What to work on →
Each entry needs to be restated exactly as written.

Input rows →

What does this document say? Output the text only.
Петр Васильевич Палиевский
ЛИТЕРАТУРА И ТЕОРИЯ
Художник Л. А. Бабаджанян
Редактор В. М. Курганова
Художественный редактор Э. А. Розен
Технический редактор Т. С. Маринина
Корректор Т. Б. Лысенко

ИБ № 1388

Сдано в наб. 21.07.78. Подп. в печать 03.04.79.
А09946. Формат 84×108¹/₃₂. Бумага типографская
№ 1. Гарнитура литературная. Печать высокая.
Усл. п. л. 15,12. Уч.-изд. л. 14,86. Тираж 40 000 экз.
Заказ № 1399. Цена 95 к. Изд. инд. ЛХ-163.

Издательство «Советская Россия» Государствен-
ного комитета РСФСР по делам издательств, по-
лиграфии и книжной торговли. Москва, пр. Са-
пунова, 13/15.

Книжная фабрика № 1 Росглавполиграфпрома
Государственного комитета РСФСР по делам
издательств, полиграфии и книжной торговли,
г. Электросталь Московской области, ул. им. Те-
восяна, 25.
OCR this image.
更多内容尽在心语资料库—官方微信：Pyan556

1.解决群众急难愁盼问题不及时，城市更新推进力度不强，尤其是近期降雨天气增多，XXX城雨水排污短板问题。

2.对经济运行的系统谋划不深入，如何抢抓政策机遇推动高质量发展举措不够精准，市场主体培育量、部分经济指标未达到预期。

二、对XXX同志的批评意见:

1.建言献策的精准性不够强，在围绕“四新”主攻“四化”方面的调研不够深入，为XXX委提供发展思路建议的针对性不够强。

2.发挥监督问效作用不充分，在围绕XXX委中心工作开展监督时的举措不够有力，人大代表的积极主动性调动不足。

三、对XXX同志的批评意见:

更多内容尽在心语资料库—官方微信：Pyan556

Response to the exercise →
What does this document say? Output the text only.
Петр Васильевич Палиевский
ЛИТЕРАТУРА И ТЕОРИЯ
Художник Л. А. Бабаджанян
Редактор В. М. Курганова
Художественный редактор Э. А. Розен
Технический редактор Т. С. Маринина
Корректор Т. Б. Лысенко

ИБ № 1388

Сдано в наб. 21.07.78. Подп. в печать 03.04.79.
А09946. Формат 84×108¹/₃₂. Бумага типографская
№ 1. Гарнитура литературная. Печать высокая.
Усл. п. л. 15,12. Уч.-изд. л. 14,86. Тираж 40 000 экз.
Заказ № 1399. Цена 95 к. Изд. инд. ЛХ-163.

Издательство «Советская Россия» Государствен-
ного комитета РСФСР по делам издательств, по-
лиграфии и книжной торговли. Москва, пр. Са-
пунова, 13/15.

Книжная фабрика № 1 Росглавполиграфпрома
Государственного комитета РСФСР по делам
издательств, полиграфии и книжной торговли,
г. Электросталь Московской области, ул. им. Те-
восяна, 25.
OCR this image.
更多内容尽在心语资料库—官方微信：Pyan556

1.解决群众急难愁盼问题不及时，城市更新推进力度不强，尤其是近期降雨天气增多，XXX城雨水排污短板问题。

2.对经济运行的系统谋划不深入，如何抢抓政策机遇推动高质量发展举措不够精准，市场主体培育量、部分经济指标未达到预期。

二、对XXX同志的批评意见:

1.建言献策的精准性不够强，在围绕“四新”主攻“四化”方面的调研不够深入，为XXX委提供发展思路建议的针对性不够强。

2.发挥监督问效作用不充分，在围绕XXX委中心工作开展监督时的举措不够有力，人大代表的积极主动性调动不足。

三、对XXX同志的批评意见:

更多内容尽在心语资料库—官方微信：Pyan556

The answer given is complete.